# Task directions
Can you write out all of the material below, word for word?

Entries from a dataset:
☆ ☆ ☆ ☆ ☆ ☆ ☆
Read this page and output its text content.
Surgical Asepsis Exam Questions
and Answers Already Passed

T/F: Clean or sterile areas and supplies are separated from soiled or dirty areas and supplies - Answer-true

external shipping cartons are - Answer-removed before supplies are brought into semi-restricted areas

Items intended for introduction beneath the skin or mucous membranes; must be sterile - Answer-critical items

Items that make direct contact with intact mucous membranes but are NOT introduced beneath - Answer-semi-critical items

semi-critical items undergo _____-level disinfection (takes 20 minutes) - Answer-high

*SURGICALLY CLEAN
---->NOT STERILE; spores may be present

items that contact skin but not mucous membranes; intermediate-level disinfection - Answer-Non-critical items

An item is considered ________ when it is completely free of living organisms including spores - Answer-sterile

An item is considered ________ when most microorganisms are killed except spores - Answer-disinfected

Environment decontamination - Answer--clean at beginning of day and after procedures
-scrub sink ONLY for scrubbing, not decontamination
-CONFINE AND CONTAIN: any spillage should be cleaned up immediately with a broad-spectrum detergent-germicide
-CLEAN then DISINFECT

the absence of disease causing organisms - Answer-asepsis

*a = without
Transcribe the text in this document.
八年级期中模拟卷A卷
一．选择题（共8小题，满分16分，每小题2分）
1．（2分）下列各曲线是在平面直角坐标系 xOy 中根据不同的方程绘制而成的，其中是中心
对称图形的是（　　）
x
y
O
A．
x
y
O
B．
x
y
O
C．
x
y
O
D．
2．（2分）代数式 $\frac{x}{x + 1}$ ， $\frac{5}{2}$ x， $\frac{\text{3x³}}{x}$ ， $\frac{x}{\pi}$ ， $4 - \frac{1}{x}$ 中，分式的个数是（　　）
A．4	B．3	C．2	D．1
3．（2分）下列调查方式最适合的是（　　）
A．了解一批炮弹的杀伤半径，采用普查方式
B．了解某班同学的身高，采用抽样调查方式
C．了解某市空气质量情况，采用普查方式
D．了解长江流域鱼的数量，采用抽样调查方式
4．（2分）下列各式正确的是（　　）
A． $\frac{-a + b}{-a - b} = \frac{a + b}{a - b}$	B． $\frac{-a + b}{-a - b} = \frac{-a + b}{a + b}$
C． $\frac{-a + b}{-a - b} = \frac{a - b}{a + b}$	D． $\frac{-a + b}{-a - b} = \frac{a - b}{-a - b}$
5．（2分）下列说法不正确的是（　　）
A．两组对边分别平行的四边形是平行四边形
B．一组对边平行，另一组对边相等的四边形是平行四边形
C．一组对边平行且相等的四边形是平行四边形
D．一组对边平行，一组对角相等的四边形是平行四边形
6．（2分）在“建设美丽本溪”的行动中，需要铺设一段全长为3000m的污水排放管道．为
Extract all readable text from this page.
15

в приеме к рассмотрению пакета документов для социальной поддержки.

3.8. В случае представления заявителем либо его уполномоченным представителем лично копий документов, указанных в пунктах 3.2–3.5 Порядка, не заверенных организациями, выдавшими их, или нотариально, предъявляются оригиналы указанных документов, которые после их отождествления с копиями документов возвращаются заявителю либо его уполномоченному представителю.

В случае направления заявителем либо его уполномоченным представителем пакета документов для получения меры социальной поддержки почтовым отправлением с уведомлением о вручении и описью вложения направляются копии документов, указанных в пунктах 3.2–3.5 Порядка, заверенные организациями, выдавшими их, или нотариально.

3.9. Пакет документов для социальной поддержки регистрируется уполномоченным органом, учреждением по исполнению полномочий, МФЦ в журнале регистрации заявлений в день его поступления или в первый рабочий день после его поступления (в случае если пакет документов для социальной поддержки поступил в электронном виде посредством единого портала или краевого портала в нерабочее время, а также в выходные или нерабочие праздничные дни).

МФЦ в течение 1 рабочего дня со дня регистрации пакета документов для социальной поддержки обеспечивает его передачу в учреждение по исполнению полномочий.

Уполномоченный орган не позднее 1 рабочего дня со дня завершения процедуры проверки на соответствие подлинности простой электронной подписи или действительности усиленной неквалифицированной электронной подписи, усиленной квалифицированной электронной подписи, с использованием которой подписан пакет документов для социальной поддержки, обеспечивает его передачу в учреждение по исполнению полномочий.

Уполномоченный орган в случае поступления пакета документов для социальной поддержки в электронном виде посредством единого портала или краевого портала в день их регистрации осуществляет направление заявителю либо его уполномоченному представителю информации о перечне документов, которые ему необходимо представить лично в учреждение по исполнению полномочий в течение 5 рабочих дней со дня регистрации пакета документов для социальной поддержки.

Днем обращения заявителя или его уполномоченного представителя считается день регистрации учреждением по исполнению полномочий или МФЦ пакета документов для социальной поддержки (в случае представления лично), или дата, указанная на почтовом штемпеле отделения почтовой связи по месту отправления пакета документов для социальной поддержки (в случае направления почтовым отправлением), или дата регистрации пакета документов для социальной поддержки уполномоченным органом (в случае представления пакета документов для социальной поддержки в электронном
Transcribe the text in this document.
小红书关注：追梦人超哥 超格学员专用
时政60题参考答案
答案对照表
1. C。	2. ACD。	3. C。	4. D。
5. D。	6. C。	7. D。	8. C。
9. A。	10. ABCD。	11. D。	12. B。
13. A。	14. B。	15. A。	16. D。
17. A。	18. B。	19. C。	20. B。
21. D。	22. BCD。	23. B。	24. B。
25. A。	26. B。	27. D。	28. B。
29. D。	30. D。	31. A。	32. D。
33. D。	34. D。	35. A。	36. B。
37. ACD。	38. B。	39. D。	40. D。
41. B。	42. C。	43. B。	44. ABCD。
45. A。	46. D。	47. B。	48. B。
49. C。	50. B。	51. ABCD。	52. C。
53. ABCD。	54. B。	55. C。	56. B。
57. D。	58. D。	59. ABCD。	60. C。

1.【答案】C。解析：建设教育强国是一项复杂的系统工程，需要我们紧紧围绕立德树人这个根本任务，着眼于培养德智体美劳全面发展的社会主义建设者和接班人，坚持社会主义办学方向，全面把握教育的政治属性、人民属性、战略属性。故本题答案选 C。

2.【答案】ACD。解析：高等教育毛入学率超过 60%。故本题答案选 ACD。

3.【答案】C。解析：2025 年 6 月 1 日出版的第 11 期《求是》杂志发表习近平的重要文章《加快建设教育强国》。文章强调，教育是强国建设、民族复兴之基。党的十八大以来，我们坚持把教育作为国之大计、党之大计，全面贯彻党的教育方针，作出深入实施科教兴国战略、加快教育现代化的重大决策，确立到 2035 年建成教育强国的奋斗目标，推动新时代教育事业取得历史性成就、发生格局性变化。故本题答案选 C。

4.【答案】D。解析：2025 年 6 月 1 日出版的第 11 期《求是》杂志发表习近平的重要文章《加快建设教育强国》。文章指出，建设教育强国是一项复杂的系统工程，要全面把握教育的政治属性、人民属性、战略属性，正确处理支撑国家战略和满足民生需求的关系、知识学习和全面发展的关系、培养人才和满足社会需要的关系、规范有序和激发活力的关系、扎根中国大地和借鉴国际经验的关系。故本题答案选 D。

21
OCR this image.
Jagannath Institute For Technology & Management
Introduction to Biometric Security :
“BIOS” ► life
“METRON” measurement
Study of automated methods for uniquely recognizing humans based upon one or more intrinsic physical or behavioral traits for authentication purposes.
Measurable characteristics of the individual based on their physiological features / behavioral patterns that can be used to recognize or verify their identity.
☆ ☆ ☆ ☆ ☆ ☆ ☆
# Response to the task
Read this page and output its text content.
Surgical Asepsis Exam Questions
and Answers Already Passed

T/F: Clean or sterile areas and supplies are separated from soiled or dirty areas and supplies - Answer-true

external shipping cartons are - Answer-removed before supplies are brought into semi-restricted areas

Items intended for introduction beneath the skin or mucous membranes; must be sterile - Answer-critical items

Items that make direct contact with intact mucous membranes but are NOT introduced beneath - Answer-semi-critical items

semi-critical items undergo _____-level disinfection (takes 20 minutes) - Answer-high

*SURGICALLY CLEAN
---->NOT STERILE; spores may be present

items that contact skin but not mucous membranes; intermediate-level disinfection - Answer-Non-critical items

An item is considered ________ when it is completely free of living organisms including spores - Answer-sterile

An item is considered ________ when most microorganisms are killed except spores - Answer-disinfected

Environment decontamination - Answer--clean at beginning of day and after procedures
-scrub sink ONLY for scrubbing, not decontamination
-CONFINE AND CONTAIN: any spillage should be cleaned up immediately with a broad-spectrum detergent-germicide
-CLEAN then DISINFECT

the absence of disease causing organisms - Answer-asepsis

*a = without
Transcribe the text in this document.
八年级期中模拟卷A卷
一．选择题（共8小题，满分16分，每小题2分）
1．（2分）下列各曲线是在平面直角坐标系 xOy 中根据不同的方程绘制而成的，其中是中心
对称图形的是（　　）
x
y
O
A．
x
y
O
B．
x
y
O
C．
x
y
O
D．
2．（2分）代数式 $\frac{x}{x + 1}$ ， $\frac{5}{2}$ x， $\frac{\text{3x³}}{x}$ ， $\frac{x}{\pi}$ ， $4 - \frac{1}{x}$ 中，分式的个数是（　　）
A．4	B．3	C．2	D．1
3．（2分）下列调查方式最适合的是（　　）
A．了解一批炮弹的杀伤半径，采用普查方式
B．了解某班同学的身高，采用抽样调查方式
C．了解某市空气质量情况，采用普查方式
D．了解长江流域鱼的数量，采用抽样调查方式
4．（2分）下列各式正确的是（　　）
A． $\frac{-a + b}{-a - b} = \frac{a + b}{a - b}$	B． $\frac{-a + b}{-a - b} = \frac{-a + b}{a + b}$
C． $\frac{-a + b}{-a - b} = \frac{a - b}{a + b}$	D． $\frac{-a + b}{-a - b} = \frac{a - b}{-a - b}$
5．（2分）下列说法不正确的是（　　）
A．两组对边分别平行的四边形是平行四边形
B．一组对边平行，另一组对边相等的四边形是平行四边形
C．一组对边平行且相等的四边形是平行四边形
D．一组对边平行，一组对角相等的四边形是平行四边形
6．（2分）在“建设美丽本溪”的行动中，需要铺设一段全长为3000m的污水排放管道．为
Extract all readable text from this page.
15

в приеме к рассмотрению пакета документов для социальной поддержки.

3.8. В случае представления заявителем либо его уполномоченным представителем лично копий документов, указанных в пунктах 3.2–3.5 Порядка, не заверенных организациями, выдавшими их, или нотариально, предъявляются оригиналы указанных документов, которые после их отождествления с копиями документов возвращаются заявителю либо его уполномоченному представителю.

В случае направления заявителем либо его уполномоченным представителем пакета документов для получения меры социальной поддержки почтовым отправлением с уведомлением о вручении и описью вложения направляются копии документов, указанных в пунктах 3.2–3.5 Порядка, заверенные организациями, выдавшими их, или нотариально.

3.9. Пакет документов для социальной поддержки регистрируется уполномоченным органом, учреждением по исполнению полномочий, МФЦ в журнале регистрации заявлений в день его поступления или в первый рабочий день после его поступления (в случае если пакет документов для социальной поддержки поступил в электронном виде посредством единого портала или краевого портала в нерабочее время, а также в выходные или нерабочие праздничные дни).

МФЦ в течение 1 рабочего дня со дня регистрации пакета документов для социальной поддержки обеспечивает его передачу в учреждение по исполнению полномочий.

Уполномоченный орган не позднее 1 рабочего дня со дня завершения процедуры проверки на соответствие подлинности простой электронной подписи или действительности усиленной неквалифицированной электронной подписи, усиленной квалифицированной электронной подписи, с использованием которой подписан пакет документов для социальной поддержки, обеспечивает его передачу в учреждение по исполнению полномочий.

Уполномоченный орган в случае поступления пакета документов для социальной поддержки в электронном виде посредством единого портала или краевого портала в день их регистрации осуществляет направление заявителю либо его уполномоченному представителю информации о перечне документов, которые ему необходимо представить лично в учреждение по исполнению полномочий в течение 5 рабочих дней со дня регистрации пакета документов для социальной поддержки.

Днем обращения заявителя или его уполномоченного представителя считается день регистрации учреждением по исполнению полномочий или МФЦ пакета документов для социальной поддержки (в случае представления лично), или дата, указанная на почтовом штемпеле отделения почтовой связи по месту отправления пакета документов для социальной поддержки (в случае направления почтовым отправлением), или дата регистрации пакета документов для социальной поддержки уполномоченным органом (в случае представления пакета документов для социальной поддержки в электронном
Transcribe the text in this document.
小红书关注：追梦人超哥 超格学员专用
时政60题参考答案
答案对照表
1. C。	2. ACD。	3. C。	4. D。
5. D。	6. C。	7. D。	8. C。
9. A。	10. ABCD。	11. D。	12. B。
13. A。	14. B。	15. A。	16. D。
17. A。	18. B。	19. C。	20. B。
21. D。	22. BCD。	23. B。	24. B。
25. A。	26. B。	27. D。	28. B。
29. D。	30. D。	31. A。	32. D。
33. D。	34. D。	35. A。	36. B。
37. ACD。	38. B。	39. D。	40. D。
41. B。	42. C。	43. B。	44. ABCD。
45. A。	46. D。	47. B。	48. B。
49. C。	50. B。	51. ABCD。	52. C。
53. ABCD。	54. B。	55. C。	56. B。
57. D。	58. D。	59. ABCD。	60. C。

1.【答案】C。解析：建设教育强国是一项复杂的系统工程，需要我们紧紧围绕立德树人这个根本任务，着眼于培养德智体美劳全面发展的社会主义建设者和接班人，坚持社会主义办学方向，全面把握教育的政治属性、人民属性、战略属性。故本题答案选 C。

2.【答案】ACD。解析：高等教育毛入学率超过 60%。故本题答案选 ACD。

3.【答案】C。解析：2025 年 6 月 1 日出版的第 11 期《求是》杂志发表习近平的重要文章《加快建设教育强国》。文章强调，教育是强国建设、民族复兴之基。党的十八大以来，我们坚持把教育作为国之大计、党之大计，全面贯彻党的教育方针，作出深入实施科教兴国战略、加快教育现代化的重大决策，确立到 2035 年建成教育强国的奋斗目标，推动新时代教育事业取得历史性成就、发生格局性变化。故本题答案选 C。

4.【答案】D。解析：2025 年 6 月 1 日出版的第 11 期《求是》杂志发表习近平的重要文章《加快建设教育强国》。文章指出，建设教育强国是一项复杂的系统工程，要全面把握教育的政治属性、人民属性、战略属性，正确处理支撑国家战略和满足民生需求的关系、知识学习和全面发展的关系、培养人才和满足社会需要的关系、规范有序和激发活力的关系、扎根中国大地和借鉴国际经验的关系。故本题答案选 D。

21
OCR this image.
Jagannath Institute For Technology & Management
Introduction to Biometric Security :
“BIOS” ► life
“METRON” measurement
Study of automated methods for uniquely recognizing humans based upon one or more intrinsic physical or behavioral traits for authentication purposes.
Measurable characteristics of the individual based on their physiological features / behavioral patterns that can be used to recognize or verify their identity.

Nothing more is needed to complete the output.